--- Short exercise ---
In the listing below, count the lines with "Settings" and report only the figure.

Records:
# # # # # # #

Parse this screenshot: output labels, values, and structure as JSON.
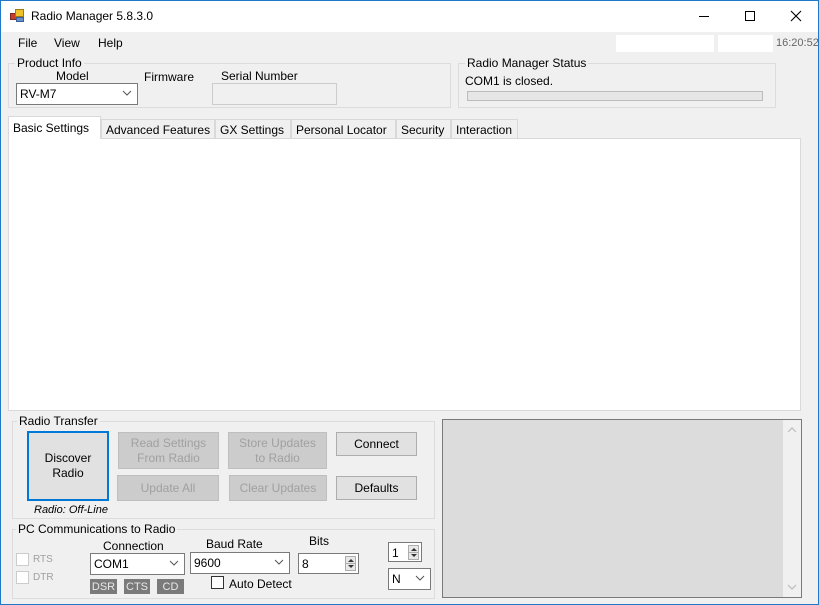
{
  "window": {
    "title": "Radio Manager  5.8.3.0",
    "controls": {
      "minimize": "minimize",
      "maximize": "maximize",
      "close": "close"
    }
  },
  "menu": {
    "items": [
      {
        "label": "File"
      },
      {
        "label": "View"
      },
      {
        "label": "Help"
      }
    ],
    "clock": "16:20:52"
  },
  "product_info": {
    "group_label": "Product Info",
    "model_label": "Model",
    "model_value": "RV-M7",
    "firmware_label": "Firmware",
    "serial_label": "Serial Number",
    "serial_value": ""
  },
  "status": {
    "group_label": "Radio Manager Status",
    "message": "COM1 is closed.",
    "progress": 0
  },
  "tabs": [
    {
      "label": "Basic Settings",
      "active": true
    },
    {
      "label": "Advanced Features",
      "active": false
    },
    {
      "label": "GX Settings",
      "active": false
    },
    {
      "label": "Personal Locator",
      "active": false
    },
    {
      "label": "Security",
      "active": false
    },
    {
      "label": "Interaction",
      "active": false
    }
  ],
  "radio_transfer": {
    "group_label": "Radio Transfer",
    "discover_label_1": "Discover",
    "discover_label_2": "Radio",
    "read_label_1": "Read Settings",
    "read_label_2": "From Radio",
    "store_label_1": "Store Updates",
    "store_label_2": "to Radio",
    "connect_label": "Connect",
    "update_all_label": "Update All",
    "clear_updates_label": "Clear Updates",
    "defaults_label": "Defaults",
    "radio_status": "Radio: Off-Line"
  },
  "pc_comm": {
    "group_label": "PC Communications to Radio",
    "rts_label": "RTS",
    "dtr_label": "DTR",
    "connection_label": "Connection",
    "connection_value": "COM1",
    "baud_label": "Baud Rate",
    "baud_value": "9600",
    "bits_label": "Bits",
    "bits_value": "8",
    "auto_detect_label": "Auto Detect",
    "auto_detect_checked": false,
    "stop_bits_value": "1",
    "parity_value": "N",
    "signals": [
      "DSR",
      "CTS",
      "CD"
    ]
  },
  "colors": {
    "accent": "#0078d7",
    "window_border": "#1f78c8"
  }
}
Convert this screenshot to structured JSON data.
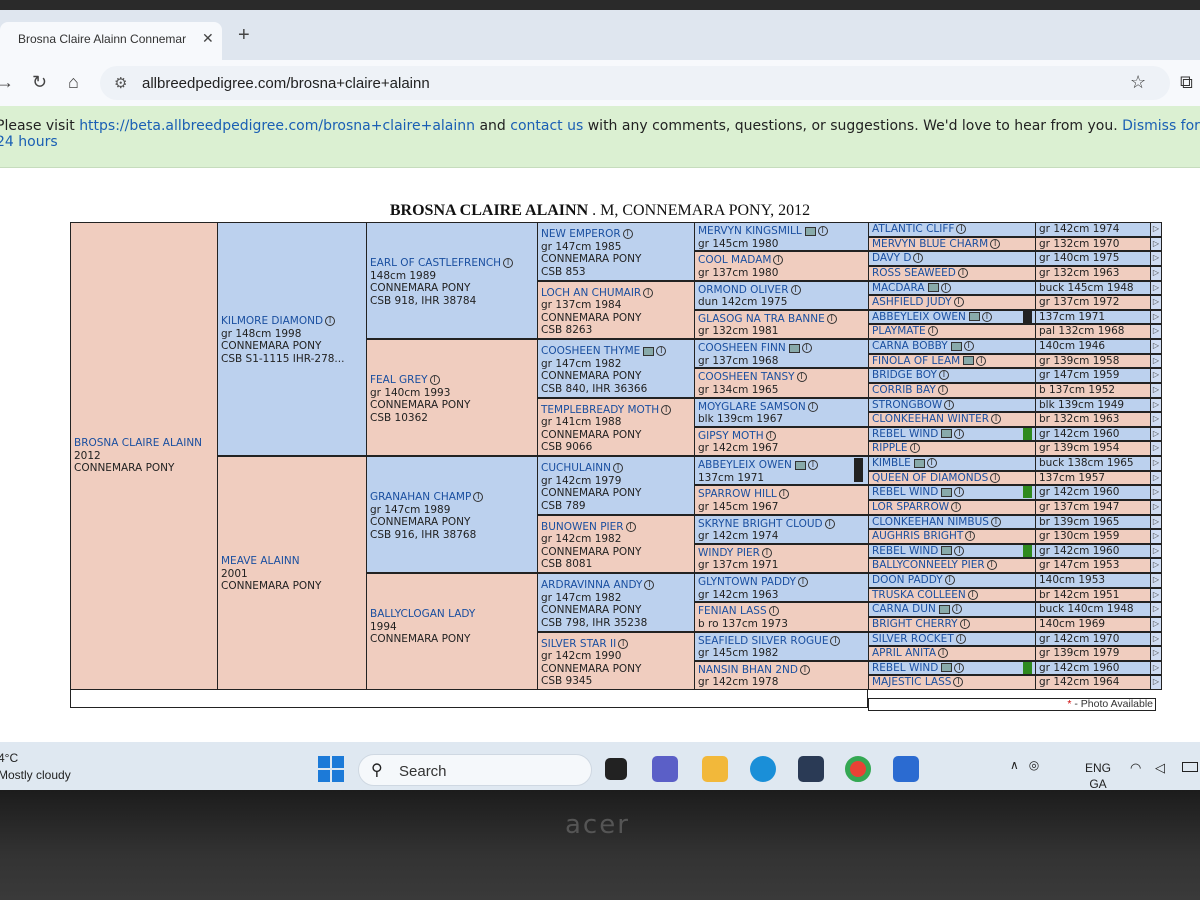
{
  "browser": {
    "tab_title": "Brosna Claire Alainn Connemar",
    "tab_close": "✕",
    "new_tab": "+",
    "url": "allbreedpedigree.com/brosna+claire+alainn"
  },
  "banner": {
    "text1": "Please visit ",
    "link1": "https://beta.allbreedpedigree.com/brosna+claire+alainn",
    "text2": " and ",
    "link2": "contact us",
    "text3": " with any comments, questions, or suggestions. We'd love to hear from you. ",
    "link3": "Dismiss for 24 hours"
  },
  "page": {
    "title_bold": "BROSNA CLAIRE ALAINN",
    "title_rest": " . M, CONNEMARA PONY, 2012"
  },
  "gen1": {
    "name": "BROSNA CLAIRE ALAINN",
    "l1": "2012",
    "l2": "CONNEMARA PONY"
  },
  "gen2": [
    {
      "name": "KILMORE DIAMOND",
      "l1": "gr 148cm 1998",
      "l2": "CONNEMARA PONY",
      "l3": "CSB S1-1115 IHR-278..."
    },
    {
      "name": "MEAVE ALAINN",
      "l1": "2001",
      "l2": "CONNEMARA PONY"
    }
  ],
  "gen3": [
    {
      "name": "EARL OF CASTLEFRENCH",
      "l1": "148cm 1989",
      "l2": "CONNEMARA PONY",
      "l3": "CSB 918, IHR 38784"
    },
    {
      "name": "FEAL GREY",
      "l1": "gr 140cm 1993",
      "l2": "CONNEMARA PONY",
      "l3": "CSB 10362"
    },
    {
      "name": "GRANAHAN CHAMP",
      "l1": "gr 147cm 1989",
      "l2": "CONNEMARA PONY",
      "l3": "CSB 916, IHR 38768"
    },
    {
      "name": "BALLYCLOGAN LADY",
      "l1": "1994",
      "l2": "CONNEMARA PONY",
      "l3": ""
    }
  ],
  "gen4": [
    {
      "name": "NEW EMPEROR",
      "l1": "gr 147cm 1985",
      "l2": "CONNEMARA PONY",
      "l3": "CSB 853"
    },
    {
      "name": "LOCH AN CHUMAIR",
      "l1": "gr 137cm 1984",
      "l2": "CONNEMARA PONY",
      "l3": "CSB 8263"
    },
    {
      "name": "COOSHEEN THYME",
      "l1": "gr 147cm 1982",
      "l2": "CONNEMARA PONY",
      "l3": "CSB 840, IHR 36366"
    },
    {
      "name": "TEMPLEBREADY MOTH",
      "l1": "gr 141cm 1988",
      "l2": "CONNEMARA PONY",
      "l3": "CSB 9066"
    },
    {
      "name": "CUCHULAINN",
      "l1": "gr 142cm 1979",
      "l2": "CONNEMARA PONY",
      "l3": "CSB 789"
    },
    {
      "name": "BUNOWEN PIER",
      "l1": "gr 142cm 1982",
      "l2": "CONNEMARA PONY",
      "l3": "CSB 8081"
    },
    {
      "name": "ARDRAVINNA ANDY",
      "l1": "gr 147cm 1982",
      "l2": "CONNEMARA PONY",
      "l3": "CSB 798, IHR 35238"
    },
    {
      "name": "SILVER STAR II",
      "l1": "gr 142cm 1990",
      "l2": "CONNEMARA PONY",
      "l3": "CSB 9345"
    }
  ],
  "gen5": [
    {
      "name": "MERVYN KINGSMILL",
      "l1": "gr 145cm 1980"
    },
    {
      "name": "COOL MADAM",
      "l1": "gr 137cm 1980"
    },
    {
      "name": "ORMOND OLIVER",
      "l1": "dun 142cm 1975"
    },
    {
      "name": "GLASOG NA TRA BANNE",
      "l1": "gr 132cm 1981"
    },
    {
      "name": "COOSHEEN FINN",
      "l1": "gr 137cm 1968"
    },
    {
      "name": "COOSHEEN TANSY",
      "l1": "gr 134cm 1965"
    },
    {
      "name": "MOYGLARE SAMSON",
      "l1": "blk 139cm 1967"
    },
    {
      "name": "GIPSY MOTH",
      "l1": "gr 142cm 1967"
    },
    {
      "name": "ABBEYLEIX OWEN",
      "l1": "137cm 1971"
    },
    {
      "name": "SPARROW HILL",
      "l1": "gr 145cm 1967"
    },
    {
      "name": "SKRYNE BRIGHT CLOUD",
      "l1": "gr 142cm 1974"
    },
    {
      "name": "WINDY PIER",
      "l1": "gr 137cm 1971"
    },
    {
      "name": "GLYNTOWN PADDY",
      "l1": "gr 142cm 1963"
    },
    {
      "name": "FENIAN LASS",
      "l1": "b ro 137cm 1973"
    },
    {
      "name": "SEAFIELD SILVER ROGUE",
      "l1": "gr 145cm 1982"
    },
    {
      "name": "NANSIN BHAN 2ND",
      "l1": "gr 142cm 1978"
    }
  ],
  "gen6": [
    {
      "name": "ATLANTIC CLIFF",
      "d": "gr 142cm 1974"
    },
    {
      "name": "MERVYN BLUE CHARM",
      "d": "gr 132cm 1970"
    },
    {
      "name": "DAVY D",
      "d": "gr 140cm 1975"
    },
    {
      "name": "ROSS SEAWEED",
      "d": "gr 132cm 1963"
    },
    {
      "name": "MACDARA",
      "d": "buck 145cm 1948"
    },
    {
      "name": "ASHFIELD JUDY",
      "d": "gr 137cm 1972"
    },
    {
      "name": "ABBEYLEIX OWEN",
      "d": "137cm 1971"
    },
    {
      "name": "PLAYMATE",
      "d": "pal 132cm 1968"
    },
    {
      "name": "CARNA BOBBY",
      "d": "140cm 1946"
    },
    {
      "name": "FINOLA OF LEAM",
      "d": "gr 139cm 1958"
    },
    {
      "name": "BRIDGE BOY",
      "d": "gr 147cm 1959"
    },
    {
      "name": "CORRIB BAY",
      "d": "b 137cm 1952"
    },
    {
      "name": "STRONGBOW",
      "d": "blk 139cm 1949"
    },
    {
      "name": "CLONKEEHAN WINTER",
      "d": "br 132cm 1963"
    },
    {
      "name": "REBEL WIND",
      "d": "gr 142cm 1960"
    },
    {
      "name": "RIPPLE",
      "d": "gr 139cm 1954"
    },
    {
      "name": "KIMBLE",
      "d": "buck 138cm 1965"
    },
    {
      "name": "QUEEN OF DIAMONDS",
      "d": "137cm 1957"
    },
    {
      "name": "REBEL WIND",
      "d": "gr 142cm 1960"
    },
    {
      "name": "LOR SPARROW",
      "d": "gr 137cm 1947"
    },
    {
      "name": "CLONKEEHAN NIMBUS",
      "d": "br 139cm 1965"
    },
    {
      "name": "AUGHRIS BRIGHT",
      "d": "gr 130cm 1959"
    },
    {
      "name": "REBEL WIND",
      "d": "gr 142cm 1960"
    },
    {
      "name": "BALLYCONNEELY PIER",
      "d": "gr 147cm 1953"
    },
    {
      "name": "DOON PADDY",
      "d": "140cm 1953"
    },
    {
      "name": "TRUSKA COLLEEN",
      "d": "br 142cm 1951"
    },
    {
      "name": "CARNA DUN",
      "d": "buck 140cm 1948"
    },
    {
      "name": "BRIGHT CHERRY",
      "d": "140cm 1969"
    },
    {
      "name": "SILVER ROCKET",
      "d": "gr 142cm 1970"
    },
    {
      "name": "APRIL ANITA",
      "d": "gr 139cm 1979"
    },
    {
      "name": "REBEL WIND",
      "d": "gr 142cm 1960"
    },
    {
      "name": "MAJESTIC LASS",
      "d": "gr 142cm 1964"
    }
  ],
  "footer": {
    "star": "*",
    "note": " - Photo Available"
  },
  "taskbar": {
    "weather_temp": "4°C",
    "weather_desc": "Mostly cloudy",
    "search_placeholder": "Search",
    "lang1": "ENG",
    "lang2": "GA"
  },
  "colors": {
    "male": "#bcd1ee",
    "female": "#f0cdbf",
    "link": "#1a4fa0"
  },
  "icons": [
    "back-icon",
    "reload-icon",
    "home-icon",
    "star-icon",
    "info-icon",
    "camera-icon",
    "windows-icon",
    "search-icon"
  ]
}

# # # # # # #

--- The solution ---
3